◆ **Job**
Reproduce all of the data that follows, character for character.

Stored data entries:
>>>>

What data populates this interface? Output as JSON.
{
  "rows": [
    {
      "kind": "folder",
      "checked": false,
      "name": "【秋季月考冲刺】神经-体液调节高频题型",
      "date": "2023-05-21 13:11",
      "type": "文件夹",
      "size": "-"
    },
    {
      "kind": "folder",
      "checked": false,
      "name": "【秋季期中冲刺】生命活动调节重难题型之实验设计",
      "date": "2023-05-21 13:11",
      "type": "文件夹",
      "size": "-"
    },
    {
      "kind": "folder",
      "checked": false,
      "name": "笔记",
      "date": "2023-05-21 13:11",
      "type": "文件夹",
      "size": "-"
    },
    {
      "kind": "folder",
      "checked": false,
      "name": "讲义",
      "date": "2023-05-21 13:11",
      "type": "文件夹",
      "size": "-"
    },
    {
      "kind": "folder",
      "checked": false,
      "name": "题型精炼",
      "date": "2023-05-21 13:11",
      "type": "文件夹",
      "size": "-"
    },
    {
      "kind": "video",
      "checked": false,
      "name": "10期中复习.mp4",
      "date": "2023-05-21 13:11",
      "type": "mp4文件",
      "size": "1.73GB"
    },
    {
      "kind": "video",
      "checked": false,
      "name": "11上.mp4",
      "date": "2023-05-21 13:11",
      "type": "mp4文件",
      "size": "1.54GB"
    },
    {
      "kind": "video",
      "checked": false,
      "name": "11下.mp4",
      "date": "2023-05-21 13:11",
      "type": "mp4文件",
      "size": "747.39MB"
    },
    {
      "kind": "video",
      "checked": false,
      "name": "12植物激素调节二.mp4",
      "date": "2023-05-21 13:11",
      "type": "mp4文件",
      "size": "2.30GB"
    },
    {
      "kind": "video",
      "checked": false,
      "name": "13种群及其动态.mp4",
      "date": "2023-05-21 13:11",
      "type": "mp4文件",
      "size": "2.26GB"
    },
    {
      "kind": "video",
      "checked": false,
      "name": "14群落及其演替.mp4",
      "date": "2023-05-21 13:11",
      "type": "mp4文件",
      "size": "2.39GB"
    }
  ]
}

<<<<

◆ **Written answer**
What data populates this interface? Output as JSON.
{
  "rows": [
    {
      "kind": "folder",
      "checked": false,
      "name": "【秋季月考冲刺】神经-体液调节高频题型",
      "date": "2023-05-21 13:11",
      "type": "文件夹",
      "size": "-"
    },
    {
      "kind": "folder",
      "checked": false,
      "name": "【秋季期中冲刺】生命活动调节重难题型之实验设计",
      "date": "2023-05-21 13:11",
      "type": "文件夹",
      "size": "-"
    },
    {
      "kind": "folder",
      "checked": false,
      "name": "笔记",
      "date": "2023-05-21 13:11",
      "type": "文件夹",
      "size": "-"
    },
    {
      "kind": "folder",
      "checked": false,
      "name": "讲义",
      "date": "2023-05-21 13:11",
      "type": "文件夹",
      "size": "-"
    },
    {
      "kind": "folder",
      "checked": false,
      "name": "题型精炼",
      "date": "2023-05-21 13:11",
      "type": "文件夹",
      "size": "-"
    },
    {
      "kind": "video",
      "checked": false,
      "name": "10期中复习.mp4",
      "date": "2023-05-21 13:11",
      "type": "mp4文件",
      "size": "1.73GB"
    },
    {
      "kind": "video",
      "checked": false,
      "name": "11上.mp4",
      "date": "2023-05-21 13:11",
      "type": "mp4文件",
      "size": "1.54GB"
    },
    {
      "kind": "video",
      "checked": false,
      "name": "11下.mp4",
      "date": "2023-05-21 13:11",
      "type": "mp4文件",
      "size": "747.39MB"
    },
    {
      "kind": "video",
      "checked": false,
      "name": "12植物激素调节二.mp4",
      "date": "2023-05-21 13:11",
      "type": "mp4文件",
      "size": "2.30GB"
    },
    {
      "kind": "video",
      "checked": false,
      "name": "13种群及其动态.mp4",
      "date": "2023-05-21 13:11",
      "type": "mp4文件",
      "size": "2.26GB"
    },
    {
      "kind": "video",
      "checked": false,
      "name": "14群落及其演替.mp4",
      "date": "2023-05-21 13:11",
      "type": "mp4文件",
      "size": "2.39GB"
    }
  ]
}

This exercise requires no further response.